**Exercise objective**
Give only the number of lines below that contain the word "radial".

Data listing
• • • • •
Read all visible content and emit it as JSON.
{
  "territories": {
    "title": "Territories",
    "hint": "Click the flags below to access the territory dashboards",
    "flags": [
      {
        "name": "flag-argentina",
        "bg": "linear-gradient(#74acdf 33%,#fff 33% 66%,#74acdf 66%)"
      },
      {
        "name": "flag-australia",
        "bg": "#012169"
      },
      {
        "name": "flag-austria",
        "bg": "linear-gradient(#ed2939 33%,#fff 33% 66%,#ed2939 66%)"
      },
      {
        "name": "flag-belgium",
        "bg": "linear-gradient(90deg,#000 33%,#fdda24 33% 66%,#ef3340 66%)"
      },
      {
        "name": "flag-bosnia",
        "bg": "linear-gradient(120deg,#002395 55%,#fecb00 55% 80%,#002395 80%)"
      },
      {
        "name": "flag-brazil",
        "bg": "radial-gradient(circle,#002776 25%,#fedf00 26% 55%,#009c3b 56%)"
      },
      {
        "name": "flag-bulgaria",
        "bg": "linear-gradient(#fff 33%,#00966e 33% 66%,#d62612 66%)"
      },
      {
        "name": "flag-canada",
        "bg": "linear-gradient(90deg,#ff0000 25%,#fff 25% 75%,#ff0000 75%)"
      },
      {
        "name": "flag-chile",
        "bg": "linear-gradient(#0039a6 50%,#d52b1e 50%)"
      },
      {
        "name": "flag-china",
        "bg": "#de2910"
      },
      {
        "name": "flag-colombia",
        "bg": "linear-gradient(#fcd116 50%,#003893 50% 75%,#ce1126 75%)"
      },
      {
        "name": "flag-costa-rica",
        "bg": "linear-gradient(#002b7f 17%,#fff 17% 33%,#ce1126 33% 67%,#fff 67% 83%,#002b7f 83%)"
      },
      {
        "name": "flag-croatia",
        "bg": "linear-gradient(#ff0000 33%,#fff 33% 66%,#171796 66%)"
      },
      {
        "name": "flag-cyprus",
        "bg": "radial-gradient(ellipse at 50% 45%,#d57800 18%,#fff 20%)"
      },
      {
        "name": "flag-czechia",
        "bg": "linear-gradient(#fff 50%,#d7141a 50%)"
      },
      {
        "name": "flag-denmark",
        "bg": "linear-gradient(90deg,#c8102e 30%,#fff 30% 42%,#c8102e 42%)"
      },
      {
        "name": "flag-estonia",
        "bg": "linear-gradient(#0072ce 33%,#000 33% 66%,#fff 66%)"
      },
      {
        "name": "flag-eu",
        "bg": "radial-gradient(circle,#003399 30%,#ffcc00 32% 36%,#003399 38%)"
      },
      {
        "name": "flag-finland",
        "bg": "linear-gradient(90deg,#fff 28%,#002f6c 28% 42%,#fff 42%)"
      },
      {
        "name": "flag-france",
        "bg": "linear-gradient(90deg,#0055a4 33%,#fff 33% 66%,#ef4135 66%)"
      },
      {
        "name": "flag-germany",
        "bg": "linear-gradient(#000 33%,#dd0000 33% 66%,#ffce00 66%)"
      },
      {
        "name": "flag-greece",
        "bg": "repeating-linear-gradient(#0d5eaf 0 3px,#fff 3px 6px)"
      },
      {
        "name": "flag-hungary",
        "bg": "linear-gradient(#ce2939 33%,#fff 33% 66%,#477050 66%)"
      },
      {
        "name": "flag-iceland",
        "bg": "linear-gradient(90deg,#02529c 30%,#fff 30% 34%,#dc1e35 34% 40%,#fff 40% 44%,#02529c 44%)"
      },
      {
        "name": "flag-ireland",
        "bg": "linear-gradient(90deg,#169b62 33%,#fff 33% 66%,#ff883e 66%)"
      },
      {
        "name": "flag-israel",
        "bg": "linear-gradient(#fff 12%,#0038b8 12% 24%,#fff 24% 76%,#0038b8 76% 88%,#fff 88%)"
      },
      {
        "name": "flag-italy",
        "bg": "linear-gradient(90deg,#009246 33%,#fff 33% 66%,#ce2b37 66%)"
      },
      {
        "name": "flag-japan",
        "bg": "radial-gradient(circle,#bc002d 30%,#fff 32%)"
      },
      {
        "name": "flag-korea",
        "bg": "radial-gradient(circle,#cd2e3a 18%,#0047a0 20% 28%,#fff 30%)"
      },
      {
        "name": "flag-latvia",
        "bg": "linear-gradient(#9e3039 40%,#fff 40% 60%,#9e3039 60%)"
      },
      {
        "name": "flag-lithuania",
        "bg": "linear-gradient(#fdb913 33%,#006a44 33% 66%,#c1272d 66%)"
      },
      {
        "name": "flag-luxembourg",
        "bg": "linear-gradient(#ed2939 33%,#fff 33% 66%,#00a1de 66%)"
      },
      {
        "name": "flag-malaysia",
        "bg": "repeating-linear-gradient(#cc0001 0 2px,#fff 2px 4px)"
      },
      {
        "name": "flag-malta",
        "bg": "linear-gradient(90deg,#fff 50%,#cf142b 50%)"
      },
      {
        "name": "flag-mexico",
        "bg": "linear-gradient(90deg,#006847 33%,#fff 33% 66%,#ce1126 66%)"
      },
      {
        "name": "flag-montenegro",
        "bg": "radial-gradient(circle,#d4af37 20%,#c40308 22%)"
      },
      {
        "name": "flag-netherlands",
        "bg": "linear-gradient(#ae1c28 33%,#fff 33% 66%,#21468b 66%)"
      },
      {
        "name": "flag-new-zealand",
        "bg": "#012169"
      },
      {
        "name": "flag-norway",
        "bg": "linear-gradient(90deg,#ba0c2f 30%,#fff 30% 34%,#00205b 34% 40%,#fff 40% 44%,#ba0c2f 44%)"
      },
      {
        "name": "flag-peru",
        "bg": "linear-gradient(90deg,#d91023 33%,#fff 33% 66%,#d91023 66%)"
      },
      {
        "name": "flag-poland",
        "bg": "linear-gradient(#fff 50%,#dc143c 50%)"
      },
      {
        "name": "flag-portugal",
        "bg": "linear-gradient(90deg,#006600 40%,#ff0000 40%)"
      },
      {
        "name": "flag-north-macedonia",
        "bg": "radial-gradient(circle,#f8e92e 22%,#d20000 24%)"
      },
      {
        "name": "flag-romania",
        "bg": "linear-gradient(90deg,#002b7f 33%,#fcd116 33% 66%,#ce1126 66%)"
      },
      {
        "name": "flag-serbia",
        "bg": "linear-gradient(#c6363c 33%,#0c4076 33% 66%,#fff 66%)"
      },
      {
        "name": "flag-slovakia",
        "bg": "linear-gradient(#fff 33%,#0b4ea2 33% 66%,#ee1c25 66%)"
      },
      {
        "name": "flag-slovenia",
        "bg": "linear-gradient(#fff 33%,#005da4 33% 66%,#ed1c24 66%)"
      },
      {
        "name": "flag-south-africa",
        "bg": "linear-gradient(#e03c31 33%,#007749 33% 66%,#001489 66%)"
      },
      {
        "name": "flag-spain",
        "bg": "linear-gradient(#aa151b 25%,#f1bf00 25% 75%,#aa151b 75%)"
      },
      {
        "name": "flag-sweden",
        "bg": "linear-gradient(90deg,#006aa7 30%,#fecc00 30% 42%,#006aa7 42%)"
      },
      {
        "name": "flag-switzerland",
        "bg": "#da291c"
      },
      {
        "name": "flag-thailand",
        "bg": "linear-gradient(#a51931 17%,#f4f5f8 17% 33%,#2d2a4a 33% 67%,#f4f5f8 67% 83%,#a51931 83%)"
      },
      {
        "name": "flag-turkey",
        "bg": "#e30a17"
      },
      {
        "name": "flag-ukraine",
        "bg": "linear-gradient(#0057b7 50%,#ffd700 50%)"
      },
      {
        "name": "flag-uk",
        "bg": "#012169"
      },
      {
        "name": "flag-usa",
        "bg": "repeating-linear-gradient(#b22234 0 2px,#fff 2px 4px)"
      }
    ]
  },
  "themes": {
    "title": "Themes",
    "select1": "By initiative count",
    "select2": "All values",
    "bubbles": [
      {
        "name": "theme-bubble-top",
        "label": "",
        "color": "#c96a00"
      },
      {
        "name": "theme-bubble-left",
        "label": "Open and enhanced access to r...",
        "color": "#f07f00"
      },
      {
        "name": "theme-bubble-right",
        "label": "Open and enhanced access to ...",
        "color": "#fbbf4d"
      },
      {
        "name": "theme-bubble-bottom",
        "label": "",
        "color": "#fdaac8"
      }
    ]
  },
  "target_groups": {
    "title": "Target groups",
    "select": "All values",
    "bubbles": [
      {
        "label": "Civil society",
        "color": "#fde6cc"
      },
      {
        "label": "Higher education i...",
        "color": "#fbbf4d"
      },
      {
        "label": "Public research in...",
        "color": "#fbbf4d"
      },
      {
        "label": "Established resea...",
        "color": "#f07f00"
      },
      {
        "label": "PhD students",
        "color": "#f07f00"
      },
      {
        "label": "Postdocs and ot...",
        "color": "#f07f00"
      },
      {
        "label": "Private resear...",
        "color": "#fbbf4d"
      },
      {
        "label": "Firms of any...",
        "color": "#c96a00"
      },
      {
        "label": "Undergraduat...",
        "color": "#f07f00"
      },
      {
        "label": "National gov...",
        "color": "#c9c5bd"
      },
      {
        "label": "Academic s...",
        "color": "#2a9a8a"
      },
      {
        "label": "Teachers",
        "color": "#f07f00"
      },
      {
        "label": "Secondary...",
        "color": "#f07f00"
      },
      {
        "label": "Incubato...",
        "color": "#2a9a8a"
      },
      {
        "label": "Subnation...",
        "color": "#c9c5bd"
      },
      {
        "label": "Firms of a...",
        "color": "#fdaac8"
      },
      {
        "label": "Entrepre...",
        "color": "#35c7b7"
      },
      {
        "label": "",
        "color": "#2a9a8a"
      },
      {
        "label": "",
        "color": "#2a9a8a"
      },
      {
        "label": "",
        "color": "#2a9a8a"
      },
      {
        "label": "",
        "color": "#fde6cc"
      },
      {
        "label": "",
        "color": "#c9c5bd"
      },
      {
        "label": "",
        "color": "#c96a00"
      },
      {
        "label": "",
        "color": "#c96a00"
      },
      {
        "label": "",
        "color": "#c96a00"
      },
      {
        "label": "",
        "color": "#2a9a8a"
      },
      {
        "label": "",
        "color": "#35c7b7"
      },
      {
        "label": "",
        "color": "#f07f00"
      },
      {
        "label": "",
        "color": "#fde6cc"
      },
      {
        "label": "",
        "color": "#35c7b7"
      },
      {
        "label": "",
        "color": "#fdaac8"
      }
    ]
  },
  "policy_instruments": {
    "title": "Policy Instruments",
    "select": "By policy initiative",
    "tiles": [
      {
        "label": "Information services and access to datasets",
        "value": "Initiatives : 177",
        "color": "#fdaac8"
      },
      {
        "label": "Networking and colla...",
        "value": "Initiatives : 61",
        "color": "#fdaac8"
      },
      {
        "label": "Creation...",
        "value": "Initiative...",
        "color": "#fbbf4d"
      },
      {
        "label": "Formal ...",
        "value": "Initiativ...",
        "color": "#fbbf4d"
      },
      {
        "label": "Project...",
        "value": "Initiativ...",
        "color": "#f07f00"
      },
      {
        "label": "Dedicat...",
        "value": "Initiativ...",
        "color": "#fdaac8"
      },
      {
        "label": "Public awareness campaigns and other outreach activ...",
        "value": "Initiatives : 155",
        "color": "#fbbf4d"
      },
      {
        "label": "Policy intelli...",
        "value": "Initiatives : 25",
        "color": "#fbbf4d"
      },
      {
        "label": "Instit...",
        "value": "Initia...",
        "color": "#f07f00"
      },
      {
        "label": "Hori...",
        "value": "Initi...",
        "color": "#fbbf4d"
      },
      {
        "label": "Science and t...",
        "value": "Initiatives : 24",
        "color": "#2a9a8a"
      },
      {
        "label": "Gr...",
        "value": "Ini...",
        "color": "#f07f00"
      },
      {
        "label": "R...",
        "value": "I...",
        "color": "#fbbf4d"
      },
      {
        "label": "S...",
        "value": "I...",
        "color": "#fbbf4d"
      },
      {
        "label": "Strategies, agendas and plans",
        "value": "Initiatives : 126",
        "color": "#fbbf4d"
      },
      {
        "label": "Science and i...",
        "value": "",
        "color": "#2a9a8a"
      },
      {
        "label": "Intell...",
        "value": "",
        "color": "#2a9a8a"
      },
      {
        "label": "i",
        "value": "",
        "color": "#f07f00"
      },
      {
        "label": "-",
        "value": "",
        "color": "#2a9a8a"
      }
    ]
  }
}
• • • • •
**The result**
7